● TASK DESCRIPTION: Keep every line where the word "name" appears; drop the rest.

——

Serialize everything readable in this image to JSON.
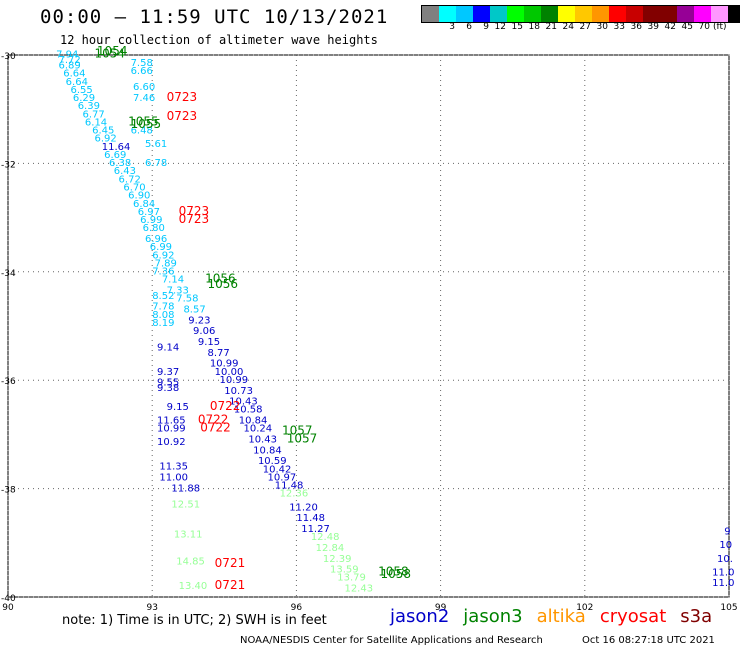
{
  "title": "00:00 – 11:59 UTC 10/13/2021",
  "subtitle": "12 hour collection of altimeter wave heights",
  "colorbar": {
    "colors": [
      "#808080",
      "#00ffff",
      "#00c8ff",
      "#0000ff",
      "#00c8c8",
      "#00ff00",
      "#00c800",
      "#008200",
      "#ffff00",
      "#ffc800",
      "#ff9600",
      "#ff0000",
      "#c80000",
      "#820000",
      "#800000",
      "#960096",
      "#ff00ff",
      "#ff96ff",
      "#000000"
    ],
    "labels": [
      "3",
      "6",
      "9",
      "12",
      "15",
      "18",
      "21",
      "24",
      "27",
      "30",
      "33",
      "36",
      "39",
      "42",
      "45",
      "70"
    ],
    "unit": "(ft)"
  },
  "axes": {
    "lat_labels": [
      "-30",
      "-32",
      "-34",
      "-36",
      "-38",
      "-40"
    ],
    "lon_labels": [
      "90",
      "93",
      "96",
      "99",
      "102",
      "105"
    ]
  },
  "legend": [
    {
      "name": "jason2",
      "color": "#0000c8"
    },
    {
      "name": "jason3",
      "color": "#008200"
    },
    {
      "name": "altika",
      "color": "#ff9600"
    },
    {
      "name": "cryosat",
      "color": "#ff0000"
    },
    {
      "name": "s3a",
      "color": "#800000"
    }
  ],
  "note": "note: 1) Time is in UTC; 2) SWH is in feet",
  "credit": "NOAA/NESDIS Center for Satellite Applications and Research",
  "timestamp": "Oct 16 08:27:18 UTC 2021",
  "times": [
    {
      "text": "1054",
      "color": "#008200",
      "lon": 91.8,
      "lat": -30.05
    },
    {
      "text": "1054",
      "color": "#008200",
      "lon": 91.85,
      "lat": -30.0
    },
    {
      "text": "0723",
      "color": "#ff0000",
      "lon": 93.3,
      "lat": -30.85
    },
    {
      "text": "0723",
      "color": "#ff0000",
      "lon": 93.3,
      "lat": -31.2
    },
    {
      "text": "1055",
      "color": "#008200",
      "lon": 92.5,
      "lat": -31.3
    },
    {
      "text": "1055",
      "color": "#008200",
      "lon": 92.55,
      "lat": -31.35
    },
    {
      "text": "0723",
      "color": "#ff0000",
      "lon": 93.55,
      "lat": -32.95
    },
    {
      "text": "0723",
      "color": "#ff0000",
      "lon": 93.55,
      "lat": -33.1
    },
    {
      "text": "1056",
      "color": "#008200",
      "lon": 94.1,
      "lat": -34.2
    },
    {
      "text": "1056",
      "color": "#008200",
      "lon": 94.15,
      "lat": -34.3
    },
    {
      "text": "0722",
      "color": "#ff0000",
      "lon": 94.2,
      "lat": -36.55
    },
    {
      "text": "0722",
      "color": "#ff0000",
      "lon": 93.95,
      "lat": -36.8
    },
    {
      "text": "0722",
      "color": "#ff0000",
      "lon": 94.0,
      "lat": -36.95
    },
    {
      "text": "1057",
      "color": "#008200",
      "lon": 95.7,
      "lat": -37.0
    },
    {
      "text": "1057",
      "color": "#008200",
      "lon": 95.8,
      "lat": -37.15
    },
    {
      "text": "0721",
      "color": "#ff0000",
      "lon": 94.3,
      "lat": -39.45
    },
    {
      "text": "0721",
      "color": "#ff0000",
      "lon": 94.3,
      "lat": -39.85
    },
    {
      "text": "1058",
      "color": "#008200",
      "lon": 97.7,
      "lat": -39.6
    },
    {
      "text": "1058",
      "color": "#008200",
      "lon": 97.75,
      "lat": -39.65
    }
  ],
  "values": [
    {
      "text": "7.94",
      "color": "#00c8ff",
      "lon": 91.0,
      "lat": -30.05
    },
    {
      "text": "7.72",
      "color": "#00c8ff",
      "lon": 91.05,
      "lat": -30.15
    },
    {
      "text": "6.89",
      "color": "#00c8ff",
      "lon": 91.05,
      "lat": -30.25
    },
    {
      "text": "6.64",
      "color": "#00c8ff",
      "lon": 91.15,
      "lat": -30.4
    },
    {
      "text": "6.64",
      "color": "#00c8ff",
      "lon": 91.2,
      "lat": -30.55
    },
    {
      "text": "6.55",
      "color": "#00c8ff",
      "lon": 91.3,
      "lat": -30.7
    },
    {
      "text": "6.29",
      "color": "#00c8ff",
      "lon": 91.35,
      "lat": -30.85
    },
    {
      "text": "6.39",
      "color": "#00c8ff",
      "lon": 91.45,
      "lat": -31.0
    },
    {
      "text": "6.77",
      "color": "#00c8ff",
      "lon": 91.55,
      "lat": -31.15
    },
    {
      "text": "6.14",
      "color": "#00c8ff",
      "lon": 91.6,
      "lat": -31.3
    },
    {
      "text": "6.45",
      "color": "#00c8ff",
      "lon": 91.75,
      "lat": -31.45
    },
    {
      "text": "6.92",
      "color": "#00c8ff",
      "lon": 91.8,
      "lat": -31.6
    },
    {
      "text": "11.64",
      "color": "#0000c8",
      "lon": 91.95,
      "lat": -31.75
    },
    {
      "text": "6.69",
      "color": "#00c8ff",
      "lon": 92.0,
      "lat": -31.9
    },
    {
      "text": "6.38",
      "color": "#00c8ff",
      "lon": 92.1,
      "lat": -32.05
    },
    {
      "text": "6.43",
      "color": "#00c8ff",
      "lon": 92.2,
      "lat": -32.2
    },
    {
      "text": "6.72",
      "color": "#00c8ff",
      "lon": 92.3,
      "lat": -32.35
    },
    {
      "text": "6.70",
      "color": "#00c8ff",
      "lon": 92.4,
      "lat": -32.5
    },
    {
      "text": "6.90",
      "color": "#00c8ff",
      "lon": 92.5,
      "lat": -32.65
    },
    {
      "text": "6.84",
      "color": "#00c8ff",
      "lon": 92.6,
      "lat": -32.8
    },
    {
      "text": "6.97",
      "color": "#00c8ff",
      "lon": 92.7,
      "lat": -32.95
    },
    {
      "text": "6.99",
      "color": "#00c8ff",
      "lon": 92.75,
      "lat": -33.1
    },
    {
      "text": "6.80",
      "color": "#00c8ff",
      "lon": 92.8,
      "lat": -33.25
    },
    {
      "text": "6.96",
      "color": "#00c8ff",
      "lon": 92.85,
      "lat": -33.45
    },
    {
      "text": "6.99",
      "color": "#00c8ff",
      "lon": 92.95,
      "lat": -33.6
    },
    {
      "text": "6.92",
      "color": "#00c8ff",
      "lon": 93.0,
      "lat": -33.75
    },
    {
      "text": "7.89",
      "color": "#00c8ff",
      "lon": 93.05,
      "lat": -33.9
    },
    {
      "text": "7.36",
      "color": "#00c8ff",
      "lon": 93.0,
      "lat": -34.05
    },
    {
      "text": "7.14",
      "color": "#00c8ff",
      "lon": 93.2,
      "lat": -34.2
    },
    {
      "text": "7.33",
      "color": "#00c8ff",
      "lon": 93.3,
      "lat": -34.4
    },
    {
      "text": "7.58",
      "color": "#00c8ff",
      "lon": 93.5,
      "lat": -34.55
    },
    {
      "text": "8.57",
      "color": "#00c8ff",
      "lon": 93.65,
      "lat": -34.75
    },
    {
      "text": "9.23",
      "color": "#0000c8",
      "lon": 93.75,
      "lat": -34.95
    },
    {
      "text": "9.06",
      "color": "#0000c8",
      "lon": 93.85,
      "lat": -35.15
    },
    {
      "text": "9.15",
      "color": "#0000c8",
      "lon": 93.95,
      "lat": -35.35
    },
    {
      "text": "8.77",
      "color": "#0000c8",
      "lon": 94.15,
      "lat": -35.55
    },
    {
      "text": "10.99",
      "color": "#0000c8",
      "lon": 94.2,
      "lat": -35.75
    },
    {
      "text": "10.00",
      "color": "#0000c8",
      "lon": 94.3,
      "lat": -35.9
    },
    {
      "text": "10.99",
      "color": "#0000c8",
      "lon": 94.4,
      "lat": -36.05
    },
    {
      "text": "10.73",
      "color": "#0000c8",
      "lon": 94.5,
      "lat": -36.25
    },
    {
      "text": "10.43",
      "color": "#0000c8",
      "lon": 94.6,
      "lat": -36.45
    },
    {
      "text": "10.58",
      "color": "#0000c8",
      "lon": 94.7,
      "lat": -36.6
    },
    {
      "text": "10.84",
      "color": "#0000c8",
      "lon": 94.8,
      "lat": -36.8
    },
    {
      "text": "10.24",
      "color": "#0000c8",
      "lon": 94.9,
      "lat": -36.95
    },
    {
      "text": "10.43",
      "color": "#0000c8",
      "lon": 95.0,
      "lat": -37.15
    },
    {
      "text": "10.84",
      "color": "#0000c8",
      "lon": 95.1,
      "lat": -37.35
    },
    {
      "text": "10.59",
      "color": "#0000c8",
      "lon": 95.2,
      "lat": -37.55
    },
    {
      "text": "10.42",
      "color": "#0000c8",
      "lon": 95.3,
      "lat": -37.7
    },
    {
      "text": "10.97",
      "color": "#0000c8",
      "lon": 95.4,
      "lat": -37.85
    },
    {
      "text": "11.48",
      "color": "#0000c8",
      "lon": 95.55,
      "lat": -38.0
    },
    {
      "text": "12.36",
      "color": "#96ff96",
      "lon": 95.65,
      "lat": -38.15
    },
    {
      "text": "11.20",
      "color": "#0000c8",
      "lon": 95.85,
      "lat": -38.4
    },
    {
      "text": "11.48",
      "color": "#0000c8",
      "lon": 96.0,
      "lat": -38.6
    },
    {
      "text": "11.27",
      "color": "#0000c8",
      "lon": 96.1,
      "lat": -38.8
    },
    {
      "text": "12.48",
      "color": "#96ff96",
      "lon": 96.3,
      "lat": -38.95
    },
    {
      "text": "12.84",
      "color": "#96ff96",
      "lon": 96.4,
      "lat": -39.15
    },
    {
      "text": "12.39",
      "color": "#96ff96",
      "lon": 96.55,
      "lat": -39.35
    },
    {
      "text": "13.59",
      "color": "#96ff96",
      "lon": 96.7,
      "lat": -39.55
    },
    {
      "text": "13.79",
      "color": "#96ff96",
      "lon": 96.85,
      "lat": -39.7
    },
    {
      "text": "12.43",
      "color": "#96ff96",
      "lon": 97.0,
      "lat": -39.9
    },
    {
      "text": "7.58",
      "color": "#00c8ff",
      "lon": 92.55,
      "lat": -30.2
    },
    {
      "text": "6.66",
      "color": "#00c8ff",
      "lon": 92.55,
      "lat": -30.35
    },
    {
      "text": "6.60",
      "color": "#00c8ff",
      "lon": 92.6,
      "lat": -30.65
    },
    {
      "text": "7.46",
      "color": "#00c8ff",
      "lon": 92.6,
      "lat": -30.85
    },
    {
      "text": "6.48",
      "color": "#00c8ff",
      "lon": 92.55,
      "lat": -31.45
    },
    {
      "text": "5.61",
      "color": "#00c8ff",
      "lon": 92.85,
      "lat": -31.7
    },
    {
      "text": "6.78",
      "color": "#00c8ff",
      "lon": 92.85,
      "lat": -32.05
    },
    {
      "text": "8.52",
      "color": "#00c8ff",
      "lon": 93.0,
      "lat": -34.5
    },
    {
      "text": "7.78",
      "color": "#00c8ff",
      "lon": 93.0,
      "lat": -34.7
    },
    {
      "text": "8.08",
      "color": "#00c8ff",
      "lon": 93.0,
      "lat": -34.85
    },
    {
      "text": "8.19",
      "color": "#00c8ff",
      "lon": 93.0,
      "lat": -35.0
    },
    {
      "text": "9.14",
      "color": "#0000c8",
      "lon": 93.1,
      "lat": -35.45
    },
    {
      "text": "9.37",
      "color": "#0000c8",
      "lon": 93.1,
      "lat": -35.9
    },
    {
      "text": "9.55",
      "color": "#0000c8",
      "lon": 93.1,
      "lat": -36.1
    },
    {
      "text": "9.38",
      "color": "#0000c8",
      "lon": 93.1,
      "lat": -36.2
    },
    {
      "text": "9.15",
      "color": "#0000c8",
      "lon": 93.3,
      "lat": -36.55
    },
    {
      "text": "11.65",
      "color": "#0000c8",
      "lon": 93.1,
      "lat": -36.8
    },
    {
      "text": "10.99",
      "color": "#0000c8",
      "lon": 93.1,
      "lat": -36.95
    },
    {
      "text": "10.92",
      "color": "#0000c8",
      "lon": 93.1,
      "lat": -37.2
    },
    {
      "text": "11.35",
      "color": "#0000c8",
      "lon": 93.15,
      "lat": -37.65
    },
    {
      "text": "11.00",
      "color": "#0000c8",
      "lon": 93.15,
      "lat": -37.85
    },
    {
      "text": "11.88",
      "color": "#0000c8",
      "lon": 93.4,
      "lat": -38.05
    },
    {
      "text": "12.51",
      "color": "#96ff96",
      "lon": 93.4,
      "lat": -38.35
    },
    {
      "text": "13.11",
      "color": "#96ff96",
      "lon": 93.45,
      "lat": -38.9
    },
    {
      "text": "14.85",
      "color": "#96ff96",
      "lon": 93.5,
      "lat": -39.4
    },
    {
      "text": "13.40",
      "color": "#96ff96",
      "lon": 93.55,
      "lat": -39.85
    },
    {
      "text": "9",
      "color": "#0000c8",
      "lon": 104.9,
      "lat": -38.85
    },
    {
      "text": "10",
      "color": "#0000c8",
      "lon": 104.8,
      "lat": -39.1
    },
    {
      "text": "10.",
      "color": "#0000c8",
      "lon": 104.75,
      "lat": -39.35
    },
    {
      "text": "11.0",
      "color": "#0000c8",
      "lon": 104.65,
      "lat": -39.6
    },
    {
      "text": "11.0",
      "color": "#0000c8",
      "lon": 104.65,
      "lat": -39.8
    }
  ]
}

——

● EXERCISE RESPONSE:
      "name": "jason2",
      "name": "jason3",
      "name": "altika",
      "name": "cryosat",
      "name": "s3a",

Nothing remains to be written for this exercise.